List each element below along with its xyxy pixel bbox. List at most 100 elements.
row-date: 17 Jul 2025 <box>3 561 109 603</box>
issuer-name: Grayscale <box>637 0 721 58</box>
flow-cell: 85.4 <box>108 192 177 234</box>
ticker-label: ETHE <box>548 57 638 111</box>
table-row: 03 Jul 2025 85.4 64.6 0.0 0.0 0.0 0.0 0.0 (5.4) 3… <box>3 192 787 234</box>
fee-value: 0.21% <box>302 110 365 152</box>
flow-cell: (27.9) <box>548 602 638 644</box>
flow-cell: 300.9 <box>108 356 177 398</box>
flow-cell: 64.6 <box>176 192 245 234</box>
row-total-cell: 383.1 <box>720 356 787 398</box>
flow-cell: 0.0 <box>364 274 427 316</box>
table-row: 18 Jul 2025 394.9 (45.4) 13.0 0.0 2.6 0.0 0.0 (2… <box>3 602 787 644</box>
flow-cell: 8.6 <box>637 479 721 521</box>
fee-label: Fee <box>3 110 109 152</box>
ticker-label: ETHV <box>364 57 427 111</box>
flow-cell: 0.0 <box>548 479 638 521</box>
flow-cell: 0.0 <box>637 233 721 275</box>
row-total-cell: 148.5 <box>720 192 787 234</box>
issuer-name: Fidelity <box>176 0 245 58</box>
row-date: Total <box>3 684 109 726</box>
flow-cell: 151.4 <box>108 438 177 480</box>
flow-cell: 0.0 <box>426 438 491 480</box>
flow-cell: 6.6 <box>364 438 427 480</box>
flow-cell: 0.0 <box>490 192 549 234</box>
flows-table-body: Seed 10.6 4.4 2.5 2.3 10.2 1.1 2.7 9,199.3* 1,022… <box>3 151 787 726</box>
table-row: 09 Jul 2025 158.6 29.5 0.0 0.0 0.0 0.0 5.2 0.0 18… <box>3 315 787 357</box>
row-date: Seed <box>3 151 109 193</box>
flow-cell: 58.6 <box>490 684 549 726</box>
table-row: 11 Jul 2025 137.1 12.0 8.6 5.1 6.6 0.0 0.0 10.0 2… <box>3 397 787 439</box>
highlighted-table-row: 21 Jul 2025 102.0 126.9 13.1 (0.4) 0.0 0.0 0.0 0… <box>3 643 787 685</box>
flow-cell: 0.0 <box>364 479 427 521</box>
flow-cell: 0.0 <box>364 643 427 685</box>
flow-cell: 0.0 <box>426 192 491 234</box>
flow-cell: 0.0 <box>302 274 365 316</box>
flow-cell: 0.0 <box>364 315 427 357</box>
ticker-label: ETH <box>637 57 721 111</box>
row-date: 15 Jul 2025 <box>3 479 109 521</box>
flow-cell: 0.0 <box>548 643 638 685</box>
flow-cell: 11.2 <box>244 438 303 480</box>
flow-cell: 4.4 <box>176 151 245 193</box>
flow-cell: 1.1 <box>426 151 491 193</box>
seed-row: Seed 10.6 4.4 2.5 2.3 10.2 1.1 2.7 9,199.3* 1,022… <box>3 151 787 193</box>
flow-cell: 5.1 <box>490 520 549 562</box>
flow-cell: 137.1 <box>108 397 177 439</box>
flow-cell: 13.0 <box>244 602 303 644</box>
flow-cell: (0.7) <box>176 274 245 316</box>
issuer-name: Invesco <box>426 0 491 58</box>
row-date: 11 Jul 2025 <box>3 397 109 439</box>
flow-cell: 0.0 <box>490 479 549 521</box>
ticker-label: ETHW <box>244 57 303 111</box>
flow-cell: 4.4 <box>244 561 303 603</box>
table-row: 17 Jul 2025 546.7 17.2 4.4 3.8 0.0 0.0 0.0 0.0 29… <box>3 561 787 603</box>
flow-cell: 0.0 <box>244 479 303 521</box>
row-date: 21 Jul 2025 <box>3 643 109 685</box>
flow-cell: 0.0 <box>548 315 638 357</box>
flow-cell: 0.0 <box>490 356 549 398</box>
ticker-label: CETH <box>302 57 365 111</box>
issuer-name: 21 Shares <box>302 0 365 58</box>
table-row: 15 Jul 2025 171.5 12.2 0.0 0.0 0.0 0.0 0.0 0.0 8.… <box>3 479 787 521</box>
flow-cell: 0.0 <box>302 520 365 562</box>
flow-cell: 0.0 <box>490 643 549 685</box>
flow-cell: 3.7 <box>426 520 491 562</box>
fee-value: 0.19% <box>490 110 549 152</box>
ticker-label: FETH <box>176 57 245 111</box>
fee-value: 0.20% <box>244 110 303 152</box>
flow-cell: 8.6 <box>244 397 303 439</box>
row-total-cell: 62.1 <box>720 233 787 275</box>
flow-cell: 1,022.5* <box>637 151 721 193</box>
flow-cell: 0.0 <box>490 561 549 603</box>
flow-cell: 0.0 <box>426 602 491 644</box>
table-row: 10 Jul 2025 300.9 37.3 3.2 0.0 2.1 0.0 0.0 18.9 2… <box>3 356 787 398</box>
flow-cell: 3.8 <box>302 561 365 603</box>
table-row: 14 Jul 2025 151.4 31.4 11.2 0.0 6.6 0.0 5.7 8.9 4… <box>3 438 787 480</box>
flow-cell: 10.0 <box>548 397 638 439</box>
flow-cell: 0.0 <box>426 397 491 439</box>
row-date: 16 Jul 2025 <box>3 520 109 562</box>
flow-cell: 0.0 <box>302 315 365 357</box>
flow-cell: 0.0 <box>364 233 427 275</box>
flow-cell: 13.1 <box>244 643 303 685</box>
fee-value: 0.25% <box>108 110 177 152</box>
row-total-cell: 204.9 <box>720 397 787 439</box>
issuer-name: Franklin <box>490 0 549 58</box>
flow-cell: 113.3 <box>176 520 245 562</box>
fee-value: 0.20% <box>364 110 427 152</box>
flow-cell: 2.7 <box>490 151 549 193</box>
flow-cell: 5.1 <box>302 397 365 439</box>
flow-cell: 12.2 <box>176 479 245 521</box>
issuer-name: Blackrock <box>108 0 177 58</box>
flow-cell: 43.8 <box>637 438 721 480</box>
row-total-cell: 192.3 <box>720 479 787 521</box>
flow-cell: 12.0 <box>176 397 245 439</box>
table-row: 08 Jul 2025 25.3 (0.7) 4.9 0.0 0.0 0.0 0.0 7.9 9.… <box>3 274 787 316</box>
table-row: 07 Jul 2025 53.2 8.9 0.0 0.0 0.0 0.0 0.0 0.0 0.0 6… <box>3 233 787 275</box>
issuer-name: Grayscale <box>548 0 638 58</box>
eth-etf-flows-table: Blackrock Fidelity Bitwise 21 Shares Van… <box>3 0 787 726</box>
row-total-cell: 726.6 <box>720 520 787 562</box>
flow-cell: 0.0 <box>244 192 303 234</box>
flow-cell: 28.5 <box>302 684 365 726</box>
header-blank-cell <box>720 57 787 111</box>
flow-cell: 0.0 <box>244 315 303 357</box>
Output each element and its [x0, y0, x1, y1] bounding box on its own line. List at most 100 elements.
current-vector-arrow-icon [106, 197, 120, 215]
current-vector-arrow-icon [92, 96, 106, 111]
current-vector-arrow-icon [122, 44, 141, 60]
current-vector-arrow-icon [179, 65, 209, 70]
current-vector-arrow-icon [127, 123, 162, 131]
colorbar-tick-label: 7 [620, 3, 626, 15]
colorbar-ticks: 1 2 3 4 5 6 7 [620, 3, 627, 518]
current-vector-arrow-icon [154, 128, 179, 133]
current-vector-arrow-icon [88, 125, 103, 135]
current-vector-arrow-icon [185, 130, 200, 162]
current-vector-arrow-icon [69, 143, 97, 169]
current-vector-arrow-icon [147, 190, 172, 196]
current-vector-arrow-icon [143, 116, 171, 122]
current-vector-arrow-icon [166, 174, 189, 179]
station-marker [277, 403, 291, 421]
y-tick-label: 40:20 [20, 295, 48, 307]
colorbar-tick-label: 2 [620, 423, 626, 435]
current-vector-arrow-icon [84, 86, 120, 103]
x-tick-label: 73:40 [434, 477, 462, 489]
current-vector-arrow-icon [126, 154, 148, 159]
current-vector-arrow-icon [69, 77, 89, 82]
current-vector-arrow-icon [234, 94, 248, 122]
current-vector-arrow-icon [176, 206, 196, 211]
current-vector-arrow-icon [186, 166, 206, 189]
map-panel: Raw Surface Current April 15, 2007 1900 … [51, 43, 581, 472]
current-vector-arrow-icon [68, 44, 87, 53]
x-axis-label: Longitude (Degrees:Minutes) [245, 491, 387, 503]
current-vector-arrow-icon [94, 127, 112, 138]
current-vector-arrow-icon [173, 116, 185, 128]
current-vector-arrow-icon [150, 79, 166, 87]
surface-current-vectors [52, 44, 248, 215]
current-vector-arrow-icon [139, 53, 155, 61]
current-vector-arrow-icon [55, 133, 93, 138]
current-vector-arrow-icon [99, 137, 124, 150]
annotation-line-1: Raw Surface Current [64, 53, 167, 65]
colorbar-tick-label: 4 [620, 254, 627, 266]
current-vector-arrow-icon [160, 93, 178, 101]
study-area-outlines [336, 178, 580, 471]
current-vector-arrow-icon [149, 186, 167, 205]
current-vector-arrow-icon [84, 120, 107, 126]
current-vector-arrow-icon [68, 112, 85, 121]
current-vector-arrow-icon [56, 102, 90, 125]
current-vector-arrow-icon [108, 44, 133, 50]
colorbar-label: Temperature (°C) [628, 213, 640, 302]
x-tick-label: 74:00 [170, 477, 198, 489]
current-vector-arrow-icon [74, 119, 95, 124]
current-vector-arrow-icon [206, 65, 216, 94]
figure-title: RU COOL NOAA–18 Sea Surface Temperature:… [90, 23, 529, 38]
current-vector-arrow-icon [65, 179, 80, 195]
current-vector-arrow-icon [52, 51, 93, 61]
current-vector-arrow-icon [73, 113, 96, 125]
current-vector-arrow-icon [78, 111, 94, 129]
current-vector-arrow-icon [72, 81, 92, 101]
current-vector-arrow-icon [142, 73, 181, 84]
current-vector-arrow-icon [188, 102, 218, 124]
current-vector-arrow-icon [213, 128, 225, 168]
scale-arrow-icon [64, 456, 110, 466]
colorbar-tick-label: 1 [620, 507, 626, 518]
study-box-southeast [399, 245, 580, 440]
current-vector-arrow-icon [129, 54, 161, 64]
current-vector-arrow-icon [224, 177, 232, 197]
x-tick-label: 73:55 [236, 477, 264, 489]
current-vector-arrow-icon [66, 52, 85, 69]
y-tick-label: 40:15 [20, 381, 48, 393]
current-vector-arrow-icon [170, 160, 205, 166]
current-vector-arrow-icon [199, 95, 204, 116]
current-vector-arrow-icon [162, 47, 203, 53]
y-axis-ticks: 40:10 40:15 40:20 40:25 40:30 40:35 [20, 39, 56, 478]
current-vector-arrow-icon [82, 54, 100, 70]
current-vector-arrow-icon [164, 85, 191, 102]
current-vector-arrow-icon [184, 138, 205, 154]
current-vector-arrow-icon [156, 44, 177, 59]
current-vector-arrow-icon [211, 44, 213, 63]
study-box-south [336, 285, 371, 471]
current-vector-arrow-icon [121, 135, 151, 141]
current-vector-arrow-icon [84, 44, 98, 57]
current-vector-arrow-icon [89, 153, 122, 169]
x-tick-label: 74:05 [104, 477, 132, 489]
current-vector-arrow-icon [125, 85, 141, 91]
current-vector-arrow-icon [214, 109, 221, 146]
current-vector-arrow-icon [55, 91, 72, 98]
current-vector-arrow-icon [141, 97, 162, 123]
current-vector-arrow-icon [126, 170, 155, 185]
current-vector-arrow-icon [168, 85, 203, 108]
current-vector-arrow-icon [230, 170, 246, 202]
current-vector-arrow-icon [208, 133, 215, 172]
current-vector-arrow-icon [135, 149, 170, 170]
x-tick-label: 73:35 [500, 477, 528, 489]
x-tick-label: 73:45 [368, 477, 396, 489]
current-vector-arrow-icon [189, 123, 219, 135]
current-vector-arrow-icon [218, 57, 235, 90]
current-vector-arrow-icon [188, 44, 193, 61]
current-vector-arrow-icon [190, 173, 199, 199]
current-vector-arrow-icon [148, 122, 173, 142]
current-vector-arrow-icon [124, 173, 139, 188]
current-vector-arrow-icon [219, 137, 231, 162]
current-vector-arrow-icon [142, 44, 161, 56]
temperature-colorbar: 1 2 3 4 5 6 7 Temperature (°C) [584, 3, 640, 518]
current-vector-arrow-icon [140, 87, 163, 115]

=-=-=

Transcribe the material above without changes, from its first line through the line that has "fee-label: Fee <box>3 110 109 152</box>", with both of those lines included.

List each element below along with its xyxy pixel bbox. List at most 100 elements.
row-date: 17 Jul 2025 <box>3 561 109 603</box>
issuer-name: Grayscale <box>637 0 721 58</box>
flow-cell: 85.4 <box>108 192 177 234</box>
ticker-label: ETHE <box>548 57 638 111</box>
table-row: 03 Jul 2025 85.4 64.6 0.0 0.0 0.0 0.0 0.0 (5.4) 3… <box>3 192 787 234</box>
fee-value: 0.21% <box>302 110 365 152</box>
flow-cell: (27.9) <box>548 602 638 644</box>
flow-cell: 300.9 <box>108 356 177 398</box>
flow-cell: 64.6 <box>176 192 245 234</box>
row-total-cell: 383.1 <box>720 356 787 398</box>
flow-cell: 0.0 <box>364 274 427 316</box>
table-row: 18 Jul 2025 394.9 (45.4) 13.0 0.0 2.6 0.0 0.0 (2… <box>3 602 787 644</box>
flow-cell: 8.6 <box>637 479 721 521</box>
fee-label: Fee <box>3 110 109 152</box>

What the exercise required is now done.